Records to process
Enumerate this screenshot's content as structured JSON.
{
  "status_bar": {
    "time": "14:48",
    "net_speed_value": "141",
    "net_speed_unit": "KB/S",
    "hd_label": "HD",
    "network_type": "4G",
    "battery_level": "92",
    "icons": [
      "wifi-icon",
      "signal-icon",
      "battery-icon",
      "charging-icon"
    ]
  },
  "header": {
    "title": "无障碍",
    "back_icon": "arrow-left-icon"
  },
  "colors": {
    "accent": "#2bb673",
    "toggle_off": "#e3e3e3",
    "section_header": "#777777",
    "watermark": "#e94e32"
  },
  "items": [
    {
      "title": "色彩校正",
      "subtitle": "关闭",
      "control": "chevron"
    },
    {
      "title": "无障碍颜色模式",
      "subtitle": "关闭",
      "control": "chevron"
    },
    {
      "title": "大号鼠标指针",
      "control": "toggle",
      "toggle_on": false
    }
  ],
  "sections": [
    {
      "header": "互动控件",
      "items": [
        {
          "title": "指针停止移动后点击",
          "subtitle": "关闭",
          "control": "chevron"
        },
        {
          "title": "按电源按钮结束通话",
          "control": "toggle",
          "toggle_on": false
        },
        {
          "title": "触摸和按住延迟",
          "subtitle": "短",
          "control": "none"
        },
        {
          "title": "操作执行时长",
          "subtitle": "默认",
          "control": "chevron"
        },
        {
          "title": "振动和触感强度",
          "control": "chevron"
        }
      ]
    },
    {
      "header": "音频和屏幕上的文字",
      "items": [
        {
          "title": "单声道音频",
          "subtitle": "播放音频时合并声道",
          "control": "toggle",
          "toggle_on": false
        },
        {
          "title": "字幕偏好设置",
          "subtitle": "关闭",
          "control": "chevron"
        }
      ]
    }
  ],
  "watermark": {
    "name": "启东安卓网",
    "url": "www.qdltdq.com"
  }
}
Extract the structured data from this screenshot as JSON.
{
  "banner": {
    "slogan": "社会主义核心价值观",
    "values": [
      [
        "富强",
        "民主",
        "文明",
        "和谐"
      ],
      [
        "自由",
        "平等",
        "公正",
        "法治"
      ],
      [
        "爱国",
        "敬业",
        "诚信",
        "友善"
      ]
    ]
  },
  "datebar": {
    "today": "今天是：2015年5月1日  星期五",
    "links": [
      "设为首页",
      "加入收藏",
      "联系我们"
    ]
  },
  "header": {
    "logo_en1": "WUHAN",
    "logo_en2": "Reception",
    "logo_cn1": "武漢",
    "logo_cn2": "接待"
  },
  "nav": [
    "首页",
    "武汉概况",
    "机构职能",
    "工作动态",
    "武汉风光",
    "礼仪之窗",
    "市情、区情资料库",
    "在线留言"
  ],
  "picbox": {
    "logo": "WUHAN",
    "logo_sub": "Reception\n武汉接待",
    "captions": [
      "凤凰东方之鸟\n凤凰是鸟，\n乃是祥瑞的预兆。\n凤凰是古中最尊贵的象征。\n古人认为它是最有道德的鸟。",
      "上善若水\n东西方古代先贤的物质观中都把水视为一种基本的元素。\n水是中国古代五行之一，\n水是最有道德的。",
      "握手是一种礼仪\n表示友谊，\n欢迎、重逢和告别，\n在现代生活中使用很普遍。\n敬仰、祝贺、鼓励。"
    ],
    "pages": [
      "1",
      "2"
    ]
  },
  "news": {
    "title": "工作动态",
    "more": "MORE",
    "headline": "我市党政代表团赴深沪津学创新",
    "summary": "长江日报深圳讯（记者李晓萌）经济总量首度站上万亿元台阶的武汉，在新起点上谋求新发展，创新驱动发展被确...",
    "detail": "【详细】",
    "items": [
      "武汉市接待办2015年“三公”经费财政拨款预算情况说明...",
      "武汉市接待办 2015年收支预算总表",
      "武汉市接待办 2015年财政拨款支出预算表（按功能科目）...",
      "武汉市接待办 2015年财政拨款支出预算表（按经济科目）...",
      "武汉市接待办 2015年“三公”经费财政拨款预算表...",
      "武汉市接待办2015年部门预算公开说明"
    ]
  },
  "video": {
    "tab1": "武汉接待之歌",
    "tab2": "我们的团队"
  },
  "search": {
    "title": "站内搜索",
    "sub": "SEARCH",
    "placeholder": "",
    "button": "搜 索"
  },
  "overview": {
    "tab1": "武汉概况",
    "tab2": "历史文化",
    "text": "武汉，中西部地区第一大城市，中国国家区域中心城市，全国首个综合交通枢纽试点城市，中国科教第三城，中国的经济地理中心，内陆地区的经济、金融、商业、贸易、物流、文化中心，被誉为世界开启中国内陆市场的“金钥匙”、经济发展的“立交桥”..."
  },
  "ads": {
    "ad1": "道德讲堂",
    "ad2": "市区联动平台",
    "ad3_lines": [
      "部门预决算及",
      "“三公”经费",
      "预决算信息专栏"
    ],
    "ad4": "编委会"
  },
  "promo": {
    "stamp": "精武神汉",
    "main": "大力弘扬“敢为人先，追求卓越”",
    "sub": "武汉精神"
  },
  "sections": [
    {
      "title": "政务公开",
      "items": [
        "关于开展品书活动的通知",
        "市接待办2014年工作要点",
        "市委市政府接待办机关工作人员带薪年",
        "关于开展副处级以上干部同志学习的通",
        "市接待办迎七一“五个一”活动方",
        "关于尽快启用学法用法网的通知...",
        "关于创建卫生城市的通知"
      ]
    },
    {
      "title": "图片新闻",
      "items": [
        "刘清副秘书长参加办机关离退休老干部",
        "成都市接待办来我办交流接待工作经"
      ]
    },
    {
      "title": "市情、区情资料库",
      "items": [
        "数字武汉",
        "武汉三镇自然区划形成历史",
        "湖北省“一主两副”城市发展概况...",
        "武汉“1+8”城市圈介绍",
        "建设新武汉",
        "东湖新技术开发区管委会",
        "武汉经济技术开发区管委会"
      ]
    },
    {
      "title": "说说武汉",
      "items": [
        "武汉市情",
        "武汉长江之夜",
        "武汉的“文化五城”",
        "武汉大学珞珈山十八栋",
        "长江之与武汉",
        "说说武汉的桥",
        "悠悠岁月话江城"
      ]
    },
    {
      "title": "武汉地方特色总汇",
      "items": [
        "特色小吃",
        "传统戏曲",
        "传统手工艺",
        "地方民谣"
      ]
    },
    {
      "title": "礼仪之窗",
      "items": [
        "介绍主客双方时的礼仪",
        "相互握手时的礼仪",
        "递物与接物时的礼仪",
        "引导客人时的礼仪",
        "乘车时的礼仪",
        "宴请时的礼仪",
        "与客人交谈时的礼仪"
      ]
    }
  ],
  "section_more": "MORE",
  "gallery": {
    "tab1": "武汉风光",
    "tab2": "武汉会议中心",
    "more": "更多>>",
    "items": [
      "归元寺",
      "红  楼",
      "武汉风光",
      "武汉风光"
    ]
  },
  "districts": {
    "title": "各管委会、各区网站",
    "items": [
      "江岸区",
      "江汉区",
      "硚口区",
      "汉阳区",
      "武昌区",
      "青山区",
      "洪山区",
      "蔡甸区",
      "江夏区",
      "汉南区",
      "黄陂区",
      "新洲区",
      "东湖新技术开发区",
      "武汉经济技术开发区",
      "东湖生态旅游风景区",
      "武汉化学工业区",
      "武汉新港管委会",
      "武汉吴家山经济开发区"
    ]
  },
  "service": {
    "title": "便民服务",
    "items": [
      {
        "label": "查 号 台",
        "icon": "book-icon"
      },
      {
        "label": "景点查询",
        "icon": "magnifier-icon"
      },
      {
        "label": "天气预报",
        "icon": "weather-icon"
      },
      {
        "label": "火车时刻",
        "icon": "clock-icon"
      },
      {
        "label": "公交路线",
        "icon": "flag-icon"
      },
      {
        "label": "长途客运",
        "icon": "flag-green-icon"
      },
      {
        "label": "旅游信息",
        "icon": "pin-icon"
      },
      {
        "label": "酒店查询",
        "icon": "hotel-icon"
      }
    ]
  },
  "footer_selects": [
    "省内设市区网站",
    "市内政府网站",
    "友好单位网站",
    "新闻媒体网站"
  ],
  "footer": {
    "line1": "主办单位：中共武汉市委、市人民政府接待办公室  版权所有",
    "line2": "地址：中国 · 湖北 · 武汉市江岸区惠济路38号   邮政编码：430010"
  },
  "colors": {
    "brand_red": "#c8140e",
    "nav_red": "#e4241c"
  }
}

Required task
From the data above, copy each line that has the string "screenshot".

Answer to this task
Enumerate this screenshot's content as structured JSON.
Extract the structured data from this screenshot as JSON.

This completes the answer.